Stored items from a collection
────

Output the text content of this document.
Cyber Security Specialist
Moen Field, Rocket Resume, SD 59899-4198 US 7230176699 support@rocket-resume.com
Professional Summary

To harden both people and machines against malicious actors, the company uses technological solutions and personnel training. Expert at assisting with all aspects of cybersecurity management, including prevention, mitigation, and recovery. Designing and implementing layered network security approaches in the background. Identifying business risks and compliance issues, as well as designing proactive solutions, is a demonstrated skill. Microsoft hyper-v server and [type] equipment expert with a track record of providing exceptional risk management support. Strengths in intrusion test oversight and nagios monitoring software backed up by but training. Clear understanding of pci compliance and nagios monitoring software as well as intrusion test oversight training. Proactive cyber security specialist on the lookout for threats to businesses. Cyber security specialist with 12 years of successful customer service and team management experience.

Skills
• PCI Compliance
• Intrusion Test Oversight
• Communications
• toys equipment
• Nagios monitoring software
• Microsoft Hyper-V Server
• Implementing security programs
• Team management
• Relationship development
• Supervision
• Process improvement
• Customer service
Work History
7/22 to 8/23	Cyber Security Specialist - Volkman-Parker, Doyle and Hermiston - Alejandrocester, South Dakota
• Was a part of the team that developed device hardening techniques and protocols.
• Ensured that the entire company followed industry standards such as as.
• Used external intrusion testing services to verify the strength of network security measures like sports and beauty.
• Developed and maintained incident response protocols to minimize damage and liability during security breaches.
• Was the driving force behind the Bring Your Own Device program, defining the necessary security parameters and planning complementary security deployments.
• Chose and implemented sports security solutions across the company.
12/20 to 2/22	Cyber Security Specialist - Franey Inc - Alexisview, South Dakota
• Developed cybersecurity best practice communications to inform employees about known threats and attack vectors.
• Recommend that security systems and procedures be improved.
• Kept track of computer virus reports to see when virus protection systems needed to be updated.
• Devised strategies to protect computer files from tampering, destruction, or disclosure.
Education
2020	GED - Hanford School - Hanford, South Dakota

────

## Exercise prompt
What is needed is each line of the data, printed exactly.

## Exercise answer
Output the text content of this document.
Cyber Security Specialist
Moen Field, Rocket Resume, SD 59899-4198 US 7230176699 support@rocket-resume.com
Professional Summary

To harden both people and machines against malicious actors, the company uses technological solutions and personnel training. Expert at assisting with all aspects of cybersecurity management, including prevention, mitigation, and recovery. Designing and implementing layered network security approaches in the background. Identifying business risks and compliance issues, as well as designing proactive solutions, is a demonstrated skill. Microsoft hyper-v server and [type] equipment expert with a track record of providing exceptional risk management support. Strengths in intrusion test oversight and nagios monitoring software backed up by but training. Clear understanding of pci compliance and nagios monitoring software as well as intrusion test oversight training. Proactive cyber security specialist on the lookout for threats to businesses. Cyber security specialist with 12 years of successful customer service and team management experience.

Skills
• PCI Compliance
• Intrusion Test Oversight
• Communications
• toys equipment
• Nagios monitoring software
• Microsoft Hyper-V Server
• Implementing security programs
• Team management
• Relationship development
• Supervision
• Process improvement
• Customer service
Work History
7/22 to 8/23	Cyber Security Specialist - Volkman-Parker, Doyle and Hermiston - Alejandrocester, South Dakota
• Was a part of the team that developed device hardening techniques and protocols.
• Ensured that the entire company followed industry standards such as as.
• Used external intrusion testing services to verify the strength of network security measures like sports and beauty.
• Developed and maintained incident response protocols to minimize damage and liability during security breaches.
• Was the driving force behind the Bring Your Own Device program, defining the necessary security parameters and planning complementary security deployments.
• Chose and implemented sports security solutions across the company.
12/20 to 2/22	Cyber Security Specialist - Franey Inc - Alexisview, South Dakota
• Developed cybersecurity best practice communications to inform employees about known threats and attack vectors.
• Recommend that security systems and procedures be improved.
• Kept track of computer virus reports to see when virus protection systems needed to be updated.
• Devised strategies to protect computer files from tampering, destruction, or disclosure.
Education
2020	GED - Hanford School - Hanford, South Dakota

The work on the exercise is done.